**AIM**
Copy each record exactly as it reads, leaving out any pictures it holds.
— START —
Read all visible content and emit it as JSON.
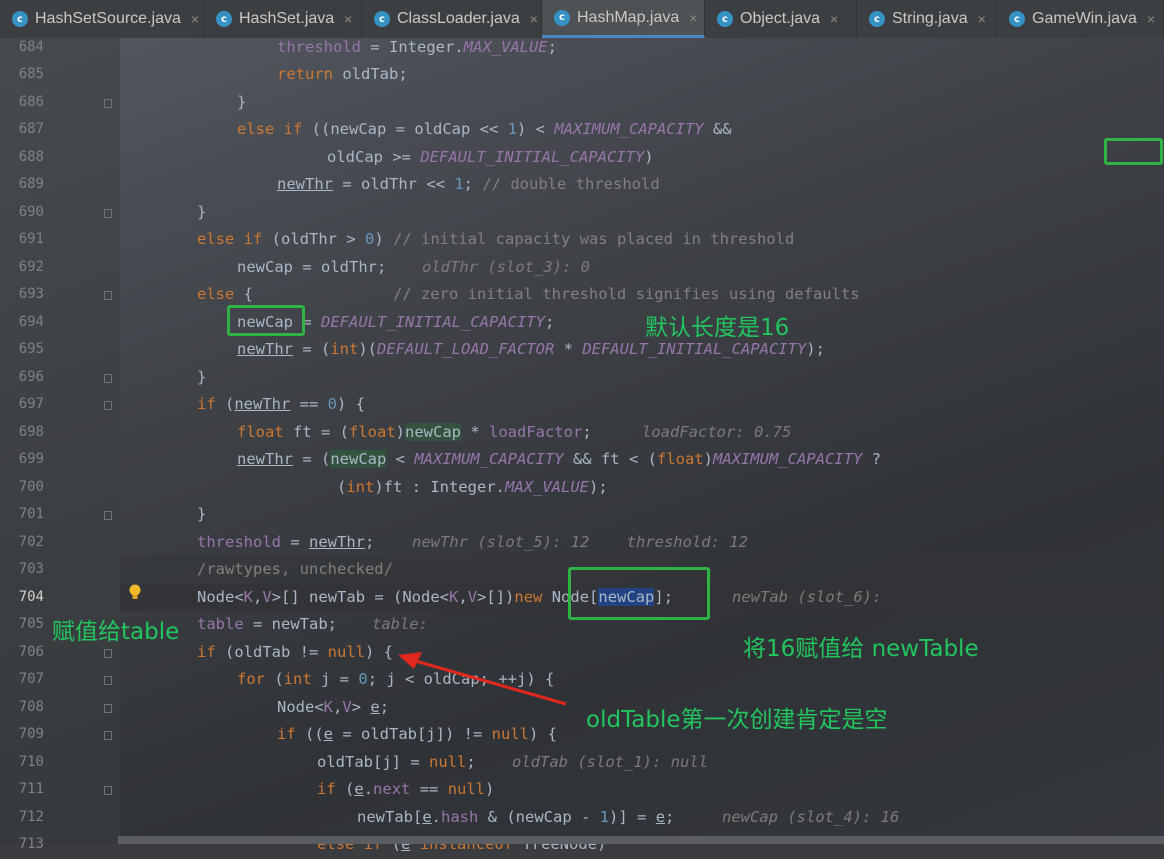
{
  "tabs": [
    {
      "label": "HashSetSource.java",
      "icon": "class-icon",
      "active": false
    },
    {
      "label": "HashSet.java",
      "icon": "class-icon",
      "active": false
    },
    {
      "label": "ClassLoader.java",
      "icon": "class-icon",
      "active": false
    },
    {
      "label": "HashMap.java",
      "icon": "class-icon",
      "active": true
    },
    {
      "label": "Object.java",
      "icon": "class-icon",
      "active": false
    },
    {
      "label": "String.java",
      "icon": "class-icon",
      "active": false
    },
    {
      "label": "GameWin.java",
      "icon": "class-icon",
      "active": false
    }
  ],
  "tab_close_glyph": "×",
  "tab_icon_glyph": "c",
  "line_numbers": [
    "684",
    "685",
    "686",
    "687",
    "688",
    "689",
    "690",
    "691",
    "692",
    "693",
    "694",
    "695",
    "696",
    "697",
    "698",
    "699",
    "700",
    "701",
    "702",
    "703",
    "704",
    "705",
    "706",
    "707",
    "708",
    "709",
    "710",
    "711",
    "712",
    "713"
  ],
  "current_line": "704",
  "code": {
    "l684": "threshold = Integer.MAX_VALUE;",
    "l685": "return oldTab;",
    "l686": "}",
    "l687": "else if ((newCap = oldCap << 1) < MAXIMUM_CAPACITY &&",
    "l688": "oldCap >= DEFAULT_INITIAL_CAPACITY)",
    "l689": "newThr = oldThr << 1; // double threshold",
    "l690": "}",
    "l691": "else if (oldThr > 0) // initial capacity was placed in threshold",
    "l692": "newCap = oldThr;",
    "l692_hint": "oldThr (slot_3): 0",
    "l693": "else {               // zero initial threshold signifies using defaults",
    "l694": "newCap = DEFAULT_INITIAL_CAPACITY;",
    "l695": "newThr = (int)(DEFAULT_LOAD_FACTOR * DEFAULT_INITIAL_CAPACITY);",
    "l696": "}",
    "l697": "if (newThr == 0) {",
    "l698": "float ft = (float)newCap * loadFactor;",
    "l698_hint": "loadFactor: 0.75",
    "l699": "newThr = (newCap < MAXIMUM_CAPACITY && ft < (float)MAXIMUM_CAPACITY ?",
    "l700": "(int)ft : Integer.MAX_VALUE);",
    "l701": "}",
    "l702": "threshold = newThr;",
    "l702_hint": "newThr (slot_5): 12    threshold: 12",
    "l703": "/rawtypes, unchecked/",
    "l704": "Node<K,V>[] newTab = (Node<K,V>[])new Node[newCap];",
    "l704_hint": "newTab (slot_6):",
    "l705": "table = newTab;",
    "l705_hint": "table:",
    "l706": "if (oldTab != null) {",
    "l707": "for (int j = 0; j < oldCap; ++j) {",
    "l708": "Node<K,V> e;",
    "l709": "if ((e = oldTab[j]) != null) {",
    "l710": "oldTab[j] = null;",
    "l710_hint": "oldTab (slot_1): null",
    "l711": "if (e.next == null)",
    "l712": "newTab[e.hash & (newCap - 1)] = e;",
    "l712_hint": "newCap (slot_4): 16",
    "l713": "else if (e instanceof TreeNode)"
  },
  "annotations": {
    "default_length": "默认长度是16",
    "assign_table": "赋值给table",
    "assign_new_table": "将16赋值给 newTable",
    "old_table_null": "oldTable第一次创建肯定是空"
  },
  "colors": {
    "annotation": "#22c55e",
    "arrow": "#e0281e",
    "box": "#2fb344",
    "keyword": "#cc7832",
    "field": "#9876aa",
    "number": "#6897bb"
  }
}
— END —
**CORRECT OUTPUT**
Read all visible content and emit it as JSON.
{
  "tabs": [
    {
      "label": "HashSetSource.java",
      "icon": "class-icon",
      "active": false
    },
    {
      "label": "HashSet.java",
      "icon": "class-icon",
      "active": false
    },
    {
      "label": "ClassLoader.java",
      "icon": "class-icon",
      "active": false
    },
    {
      "label": "HashMap.java",
      "icon": "class-icon",
      "active": true
    },
    {
      "label": "Object.java",
      "icon": "class-icon",
      "active": false
    },
    {
      "label": "String.java",
      "icon": "class-icon",
      "active": false
    },
    {
      "label": "GameWin.java",
      "icon": "class-icon",
      "active": false
    }
  ],
  "tab_close_glyph": "×",
  "tab_icon_glyph": "c",
  "line_numbers": [
    "684",
    "685",
    "686",
    "687",
    "688",
    "689",
    "690",
    "691",
    "692",
    "693",
    "694",
    "695",
    "696",
    "697",
    "698",
    "699",
    "700",
    "701",
    "702",
    "703",
    "704",
    "705",
    "706",
    "707",
    "708",
    "709",
    "710",
    "711",
    "712",
    "713"
  ],
  "current_line": "704",
  "code": {
    "l684": "threshold = Integer.MAX_VALUE;",
    "l685": "return oldTab;",
    "l686": "}",
    "l687": "else if ((newCap = oldCap << 1) < MAXIMUM_CAPACITY &&",
    "l688": "oldCap >= DEFAULT_INITIAL_CAPACITY)",
    "l689": "newThr = oldThr << 1; // double threshold",
    "l690": "}",
    "l691": "else if (oldThr > 0) // initial capacity was placed in threshold",
    "l692": "newCap = oldThr;",
    "l692_hint": "oldThr (slot_3): 0",
    "l693": "else {               // zero initial threshold signifies using defaults",
    "l694": "newCap = DEFAULT_INITIAL_CAPACITY;",
    "l695": "newThr = (int)(DEFAULT_LOAD_FACTOR * DEFAULT_INITIAL_CAPACITY);",
    "l696": "}",
    "l697": "if (newThr == 0) {",
    "l698": "float ft = (float)newCap * loadFactor;",
    "l698_hint": "loadFactor: 0.75",
    "l699": "newThr = (newCap < MAXIMUM_CAPACITY && ft < (float)MAXIMUM_CAPACITY ?",
    "l700": "(int)ft : Integer.MAX_VALUE);",
    "l701": "}",
    "l702": "threshold = newThr;",
    "l702_hint": "newThr (slot_5): 12    threshold: 12",
    "l703": "/rawtypes, unchecked/",
    "l704": "Node<K,V>[] newTab = (Node<K,V>[])new Node[newCap];",
    "l704_hint": "newTab (slot_6):",
    "l705": "table = newTab;",
    "l705_hint": "table:",
    "l706": "if (oldTab != null) {",
    "l707": "for (int j = 0; j < oldCap; ++j) {",
    "l708": "Node<K,V> e;",
    "l709": "if ((e = oldTab[j]) != null) {",
    "l710": "oldTab[j] = null;",
    "l710_hint": "oldTab (slot_1): null",
    "l711": "if (e.next == null)",
    "l712": "newTab[e.hash & (newCap - 1)] = e;",
    "l712_hint": "newCap (slot_4): 16",
    "l713": "else if (e instanceof TreeNode)"
  },
  "annotations": {
    "default_length": "默认长度是16",
    "assign_table": "赋值给table",
    "assign_new_table": "将16赋值给 newTable",
    "old_table_null": "oldTable第一次创建肯定是空"
  },
  "colors": {
    "annotation": "#22c55e",
    "arrow": "#e0281e",
    "box": "#2fb344",
    "keyword": "#cc7832",
    "field": "#9876aa",
    "number": "#6897bb"
  }
}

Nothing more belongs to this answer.